| INSTRUCTIONS FOR THE TASK |
Omit the pictures from the entries below and retype everything else exactly.

>> Begin INFORMATION SHOWN

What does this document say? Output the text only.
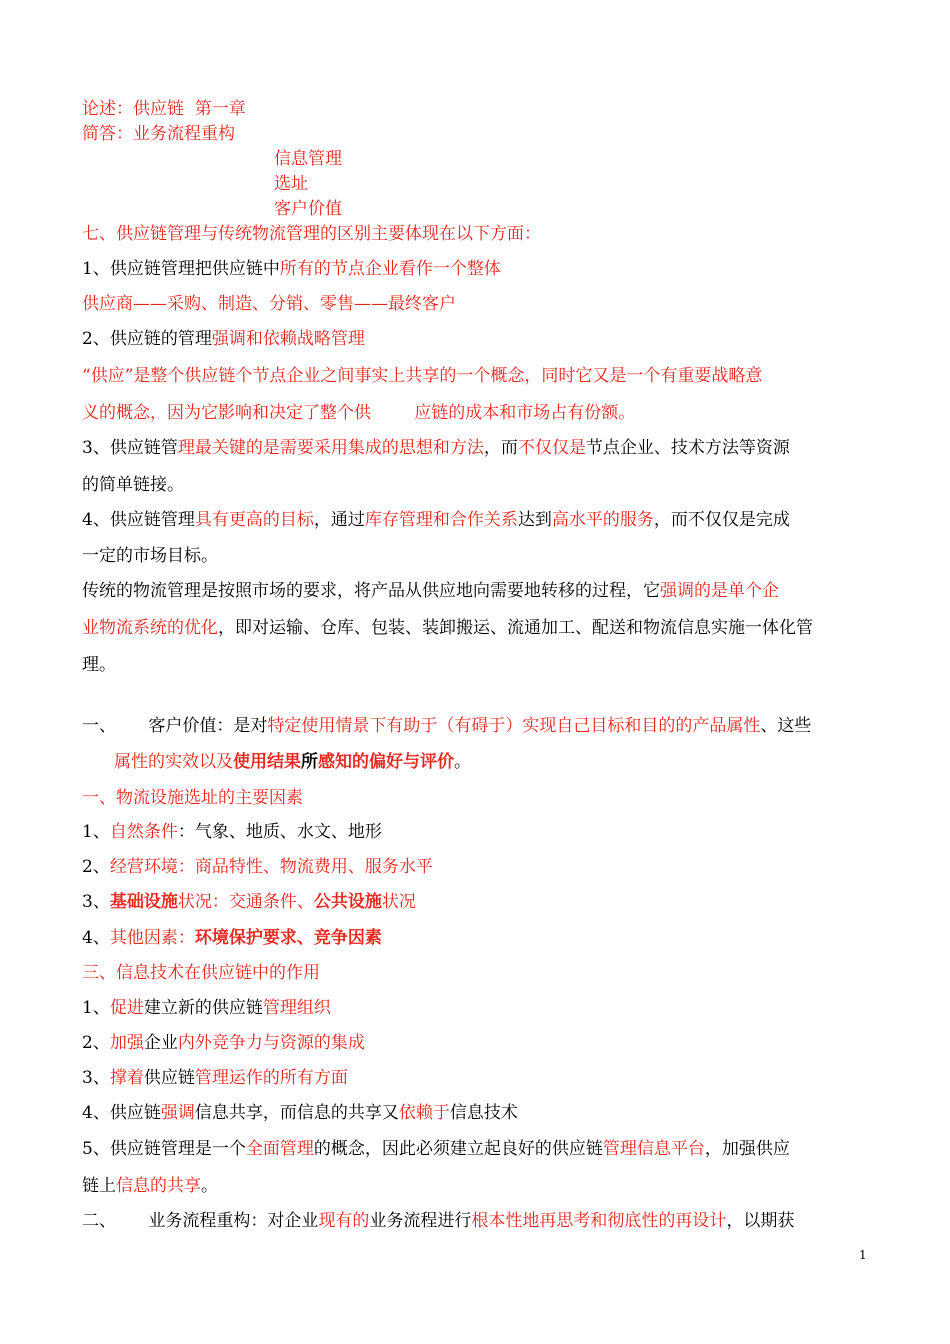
论述：供应链  第一章
简答：业务流程重构
信息管理
选址
客户价值
七、供应链管理与传统物流管理的区别主要体现在以下方面：
1、供应链管理把供应链中所有的节点企业看作一个整体
供应商——采购、制造、分销、零售——最终客户
2、供应链的管理强调和依赖战略管理
“供应”是整个供应链个节点企业之间事实上共享的一个概念，同时它又是一个有重要战略意
义的概念，因为它影响和决定了整个供	应链的成本和市场占有份额。
3、供应链管理最关键的是需要采用集成的思想和方法，而不仅仅是节点企业、技术方法等资源
的简单链接。
4、供应链管理具有更高的目标，通过库存管理和合作关系达到高水平的服务，而不仅仅是完成
一定的市场目标。
传统的物流管理是按照市场的要求，将产品从供应地向需要地转移的过程，它强调的是单个企
业物流系统的优化，即对运输、仓库、包装、装卸搬运、流通加工、配送和物流信息实施一体化管
理。
一、      客户价值：是对特定使用情景下有助于（有碍于）实现自己目标和目的的产品属性、这些
属性的实效以及使用结果所感知的偏好与评价。
一、物流设施选址的主要因素
1、自然条件：气象、地质、水文、地形
2、经营环境：商品特性、物流费用、服务水平
3、基础设施状况：交通条件、公共设施状况
4、其他因素：环境保护要求、竞争因素
三、信息技术在供应链中的作用
1、促进建立新的供应链管理组织
2、加强企业内外竞争力与资源的集成
3、撑着供应链管理运作的所有方面
4、供应链强调信息共享，而信息的共享又依赖于信息技术
5、供应链管理是一个全面管理的概念，因此必须建立起良好的供应链管理信息平台，加强供应
链上信息的共享。
二、      业务流程重构：对企业现有的业务流程进行根本性地再思考和彻底性的再设计，以期获
1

>> End INFORMATION SHOWN

| EXERCISE RESULT |
What does this document say? Output the text only.
论述：供应链  第一章
简答：业务流程重构
信息管理
选址
客户价值
七、供应链管理与传统物流管理的区别主要体现在以下方面：
1、供应链管理把供应链中所有的节点企业看作一个整体
供应商——采购、制造、分销、零售——最终客户
2、供应链的管理强调和依赖战略管理
“供应”是整个供应链个节点企业之间事实上共享的一个概念，同时它又是一个有重要战略意
义的概念，因为它影响和决定了整个供	应链的成本和市场占有份额。
3、供应链管理最关键的是需要采用集成的思想和方法，而不仅仅是节点企业、技术方法等资源
的简单链接。
4、供应链管理具有更高的目标，通过库存管理和合作关系达到高水平的服务，而不仅仅是完成
一定的市场目标。
传统的物流管理是按照市场的要求，将产品从供应地向需要地转移的过程，它强调的是单个企
业物流系统的优化，即对运输、仓库、包装、装卸搬运、流通加工、配送和物流信息实施一体化管
理。
一、      客户价值：是对特定使用情景下有助于（有碍于）实现自己目标和目的的产品属性、这些
属性的实效以及使用结果所感知的偏好与评价。
一、物流设施选址的主要因素
1、自然条件：气象、地质、水文、地形
2、经营环境：商品特性、物流费用、服务水平
3、基础设施状况：交通条件、公共设施状况
4、其他因素：环境保护要求、竞争因素
三、信息技术在供应链中的作用
1、促进建立新的供应链管理组织
2、加强企业内外竞争力与资源的集成
3、撑着供应链管理运作的所有方面
4、供应链强调信息共享，而信息的共享又依赖于信息技术
5、供应链管理是一个全面管理的概念，因此必须建立起良好的供应链管理信息平台，加强供应
链上信息的共享。
二、      业务流程重构：对企业现有的业务流程进行根本性地再思考和彻底性的再设计，以期获
1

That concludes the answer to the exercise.